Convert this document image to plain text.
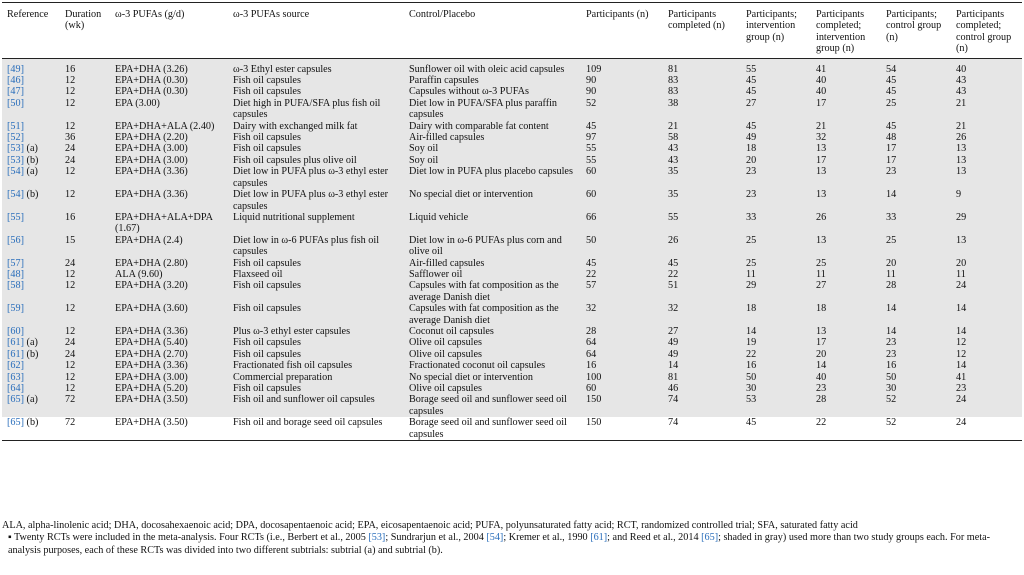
Reference	Duration (wk)	ω-3 PUFAs (g/d)	ω-3 PUFAs source	Control/Placebo	Participants (n)	Participants completed (n)	Participants; intervention group (n)	Participants completed; intervention group (n)	Participants; control group (n)	Participants completed; control group (n)
[49]	16	EPA+DHA (3.26)	ω-3 Ethyl ester capsules	Sunflower oil with oleic acid capsules	109	81	55	41	54	40
[46]	12	EPA+DHA (0.30)	Fish oil capsules	Paraffin capsules	90	83	45	40	45	43
[47]	12	EPA+DHA (0.30)	Fish oil capsules	Capsules without ω-3 PUFAs	90	83	45	40	45	43
[50]	12	EPA (3.00)	Diet high in PUFA/SFA plus fish oil capsules	Diet low in PUFA/SFA plus paraffin capsules	52	38	27	17	25	21
[51]	12	EPA+DHA+ALA (2.40)	Dairy with exchanged milk fat	Dairy with comparable fat content	45	21	45	21	45	21
[52]	36	EPA+DHA (2.20)	Fish oil capsules	Air-filled capsules	97	58	49	32	48	26
[53] (a)	24	EPA+DHA (3.00)	Fish oil capsules	Soy oil	55	43	18	13	17	13
[53] (b)	24	EPA+DHA (3.00)	Fish oil capsules plus olive oil	Soy oil	55	43	20	17	17	13
[54] (a)	12	EPA+DHA (3.36)	Diet low in PUFA plus ω-3 ethyl ester capsules	Diet low in PUFA plus placebo capsules	60	35	23	13	23	13
[54] (b)	12	EPA+DHA (3.36)	Diet low in PUFA plus ω-3 ethyl ester capsules	No special diet or intervention	60	35	23	13	14	9
[55]	16	EPA+DHA+ALA+DPA (1.67)	Liquid nutritional supplement	Liquid vehicle	66	55	33	26	33	29
[56]	15	EPA+DHA (2.4)	Diet low in ω-6 PUFAs plus fish oil capsules	Diet low in ω-6 PUFAs plus corn and olive oil	50	26	25	13	25	13
[57]	24	EPA+DHA (2.80)	Fish oil capsules	Air-filled capsules	45	45	25	25	20	20
[48]	12	ALA (9.60)	Flaxseed oil	Safflower oil	22	22	11	11	11	11
[58]	12	EPA+DHA (3.20)	Fish oil capsules	Capsules with fat composition as the average Danish diet	57	51	29	27	28	24
[59]	12	EPA+DHA (3.60)	Fish oil capsules	Capsules with fat composition as the average Danish diet	32	32	18	18	14	14
[60]	12	EPA+DHA (3.36)	Plus ω-3 ethyl ester capsules	Coconut oil capsules	28	27	14	13	14	14
[61] (a)	24	EPA+DHA (5.40)	Fish oil capsules	Olive oil capsules	64	49	19	17	23	12
[61] (b)	24	EPA+DHA (2.70)	Fish oil capsules	Olive oil capsules	64	49	22	20	23	12
[62]	12	EPA+DHA (3.36)	Fractionated fish oil capsules	Fractionated coconut oil capsules	16	14	16	14	16	14
[63]	12	EPA+DHA (3.00)	Commercial preparation	No special diet or intervention	100	81	50	40	50	41
[64]	12	EPA+DHA (5.20)	Fish oil capsules	Olive oil capsules	60	46	30	23	30	23
[65] (a)	72	EPA+DHA (3.50)	Fish oil and sunflower oil capsules	Borage seed oil and sunflower seed oil capsules	150	74	53	28	52	24
[65] (b)	72	EPA+DHA (3.50)	Fish oil and borage seed oil capsules	Borage seed oil and sunflower seed oil capsules	150	74	45	22	52	24

ALA, alpha-linolenic acid; DHA, docosahexaenoic acid; DPA, docosapentaenoic acid; EPA, eicosapentaenoic acid; PUFA, polyunsaturated fatty acid; RCT, randomized controlled trial; SFA, saturated fatty acid

▪ Twenty RCTs were included in the meta-analysis. Four RCTs (i.e., Berbert et al., 2005 [53]; Sundrarjun et al., 2004 [54]; Kremer et al., 1990 [61]; and Reed et al., 2014 [65]; shaded in gray) used more than two study groups each. For meta-analysis purposes, each of these RCTs was divided into two different subtrials: subtrial (a) and subtrial (b).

-=-=-=-=-

_Exercise objective_.
Return each line that includes "Borage".

_Result_.
[65] (a)	72	EPA+DHA (3.50)	Fish oil and sunflower oil capsules	Borage seed oil and sunflower seed oil capsules	150	74	53	28	52	24
[65] (b)	72	EPA+DHA (3.50)	Fish oil and borage seed oil capsules	Borage seed oil and sunflower seed oil capsules	150	74	45	22	52	24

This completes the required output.